> _Written task_
Present every line of the listing below as a Markdown table with two columns, Row and Line, numbering the rows and leaving out blank lines. Omit the pictures from the table.

> _Material_
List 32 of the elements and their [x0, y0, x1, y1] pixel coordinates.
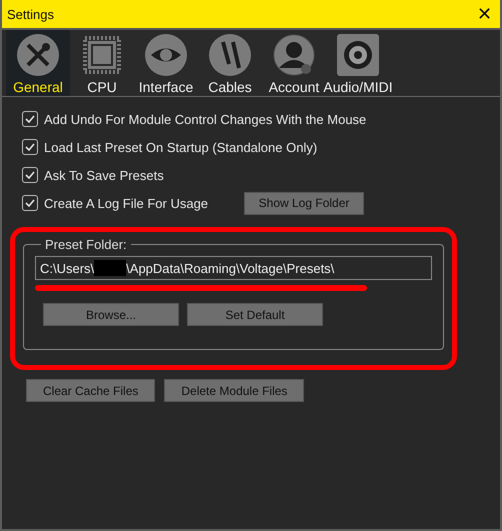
- check-icon: [25, 199, 35, 207]
- path-field[interactable]: C:\Users\ \AppData\Roaming\Voltage\Presets\: [35, 256, 432, 280]
- speaker-icon: [337, 34, 379, 76]
- folder-button[interactable]: Set Default: [187, 303, 323, 326]
- show-log-folder-button[interactable]: Show Log Folder: [244, 192, 364, 214]
- settings-tab[interactable]: General: [6, 30, 70, 96]
- settings-tab[interactable]: Interface: [134, 30, 198, 96]
- option-label: Add Undo For Module Control Changes With the Mouse: [44, 112, 366, 126]
- checkbox[interactable]: [22, 167, 38, 183]
- group-label: Preset Folder:: [44, 237, 128, 252]
- path-text: \AppData\Roaming\Voltage\Presets\: [126, 260, 334, 276]
- check-icon: [25, 115, 35, 123]
- folder-button[interactable]: Browse...: [43, 303, 179, 326]
- close-button[interactable]: ✕: [475, 3, 494, 25]
- path-text: C:\Users\: [40, 260, 94, 276]
- settings-tab[interactable]: Cables: [198, 30, 262, 96]
- user-icon: [273, 34, 315, 76]
- checkbox[interactable]: [22, 195, 38, 211]
- settings-tab[interactable]: Audio/MIDI: [326, 30, 390, 96]
- option-label: Load Last Preset On Startup (Standalone Only): [44, 140, 318, 154]
- settings-tab[interactable]: CPU: [70, 30, 134, 96]
- check-icon: [25, 171, 35, 179]
- action-button[interactable]: Delete Module Files: [164, 379, 304, 402]
- check-icon: [25, 143, 35, 151]
- chip-icon: [81, 34, 123, 76]
- option-label: Ask To Save Presets: [44, 168, 164, 182]
- eye-icon: [145, 34, 187, 76]
- checkbox[interactable]: [22, 139, 38, 155]
- option-label: Create A Log File For Usage: [44, 196, 208, 210]
- window-title: Settings: [7, 6, 54, 22]
- checkbox[interactable]: [22, 111, 38, 127]
- action-button[interactable]: Clear Cache Files: [26, 379, 156, 402]
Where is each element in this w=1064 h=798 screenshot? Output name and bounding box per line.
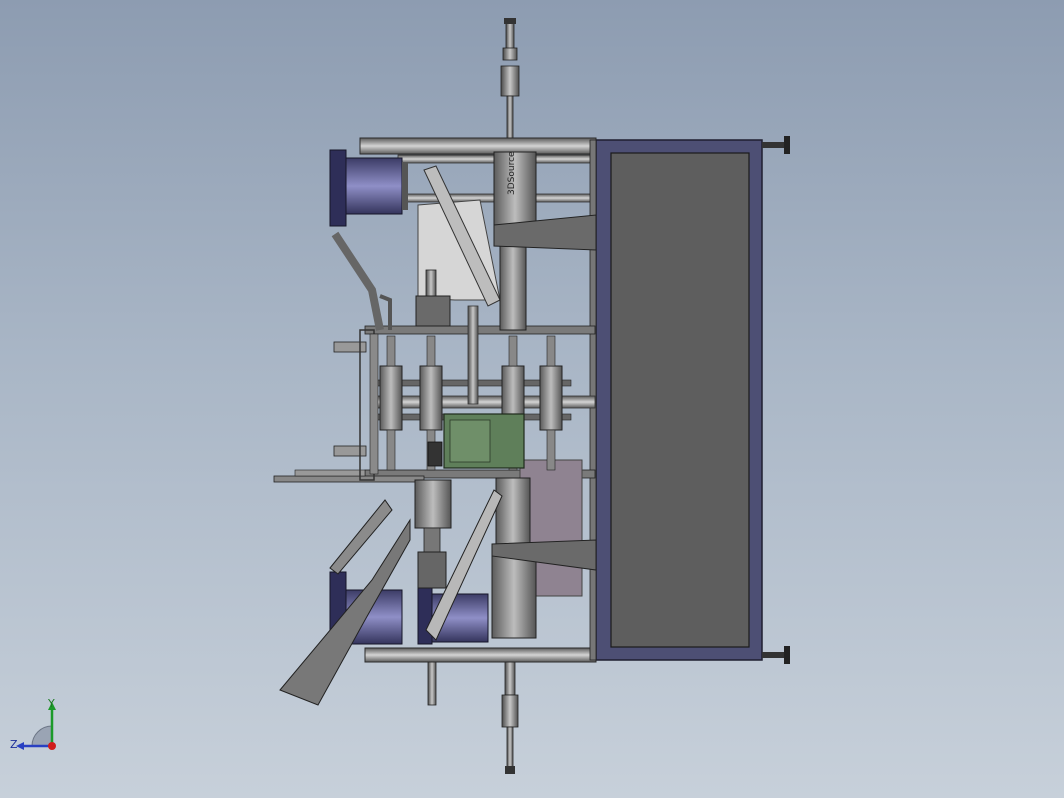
x-axis-dot — [48, 742, 56, 750]
watermark-label: 3DSource — [507, 151, 517, 195]
triad-sector — [31, 725, 53, 747]
orientation-triad: Y Z — [10, 698, 56, 751]
top-spindle — [500, 18, 520, 141]
left-frame — [359, 329, 379, 481]
control-cabinet — [595, 136, 790, 664]
z-axis-label: Z — [10, 738, 18, 751]
top-motor — [329, 149, 408, 227]
lower-actuator — [414, 479, 452, 589]
bottom-spindle — [427, 654, 519, 774]
y-axis-label: Y — [47, 698, 55, 710]
cad-viewport[interactable]: 3DSource Y Z — [0, 0, 1064, 798]
machine-assembly-drawing[interactable]: 3DSource — [0, 0, 1064, 798]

> _Solved exercise_
| Row | Line |
|---|---|
| 1 | List 32 of the elements and their [x0, y0, x1, y1] pixel coordinates. |
| 2 | - check-icon: [25, 199, 35, 207] |
| 3 | - path-field[interactable]: C:\Users\ \AppData\Roaming\Voltage\Presets\: [35, 256, 432, 280] |
| 4 | - speaker-icon: [337, 34, 379, 76] |
| 5 | - folder-button[interactable]: Set Default: [187, 303, 323, 326] |
| 6 | - show-log-folder-button[interactable]: Show Log Folder: [244, 192, 364, 214] |
| 7 | - settings-tab[interactable]: General: [6, 30, 70, 96] |
| 8 | - settings-tab[interactable]: Interface: [134, 30, 198, 96] |
| 9 | - option-label: Add Undo For Module Control Changes With the Mouse: [44, 112, 366, 126] |
| 10 | - checkbox[interactable]: [22, 167, 38, 183] |
| 11 | - group-label: Preset Folder:: [44, 237, 128, 252] |
| 12 | - path-text: \AppData\Roaming\Voltage\Presets\: [126, 260, 334, 276] |
| 13 | - check-icon: [25, 115, 35, 123] |
| 14 | - folder-button[interactable]: Browse...: [43, 303, 179, 326] |
| 15 | - close-button[interactable]: ✕: [475, 3, 494, 25] |
| 16 | - path-text: C:\Users\: [40, 260, 94, 276] |
| 17 | - settings-tab[interactable]: Cables: [198, 30, 262, 96] |
| 18 | - user-icon: [273, 34, 315, 76] |
| 19 | - checkbox[interactable]: [22, 195, 38, 211] |
| 20 | - settings-tab[interactable]: Audio/MIDI: [326, 30, 390, 96] |
| 21 | - option-label: Load Last Preset On Startup (Standalone Only): [44, 140, 318, 154] |
| 22 | - settings-tab[interactable]: CPU: [70, 30, 134, 96] |
| 23 | - check-icon: [25, 171, 35, 179] |
| 24 | - action-button[interactable]: Delete Module Files: [164, 379, 304, 402] |
| 25 | - check-icon: [25, 143, 35, 151] |
| 26 | - chip-icon: [81, 34, 123, 76] |
| 27 | - option-label: Ask To Save Presets: [44, 168, 164, 182] |
| 28 | - eye-icon: [145, 34, 187, 76] |
| 29 | - checkbox[interactable]: [22, 139, 38, 155] |
| 30 | - option-label: Create A Log File For Usage: [44, 196, 208, 210] |
| 31 | - window-title: Settings: [7, 6, 54, 22] |
| 32 | - checkbox[interactable]: [22, 111, 38, 127] |
| 33 | - action-button[interactable]: Clear Cache Files: [26, 379, 156, 402] |
| 34 | Where is each element in this w=1064 h=798 screenshot? Output name and bounding box per line. |
| 35 | x-axis-dot — [48, 742, 56, 750] |
| 36 | watermark-label: 3DSource — [507, 151, 517, 195] |
| 37 | triad-sector — [31, 725, 53, 747] |
| 38 | orientation-triad: Y Z — [10, 698, 56, 751] |
| 39 | top-spindle — [500, 18, 520, 141] |
| 40 | left-frame — [359, 329, 379, 481] |
| 41 | control-cabinet — [595, 136, 790, 664] |
| 42 | z-axis-label: Z — [10, 738, 18, 751] |
| 43 | top-motor — [329, 149, 408, 227] |
| 44 | lower-actuator — [414, 479, 452, 589] |
| 45 | bottom-spindle — [427, 654, 519, 774] |
| 46 | y-axis-label: Y — [47, 698, 55, 710] |
| 47 | cad-viewport[interactable]: 3DSource Y Z — [0, 0, 1064, 798] |
| 48 | machine-assembly-drawing[interactable]: 3DSource — [0, 0, 1064, 798] |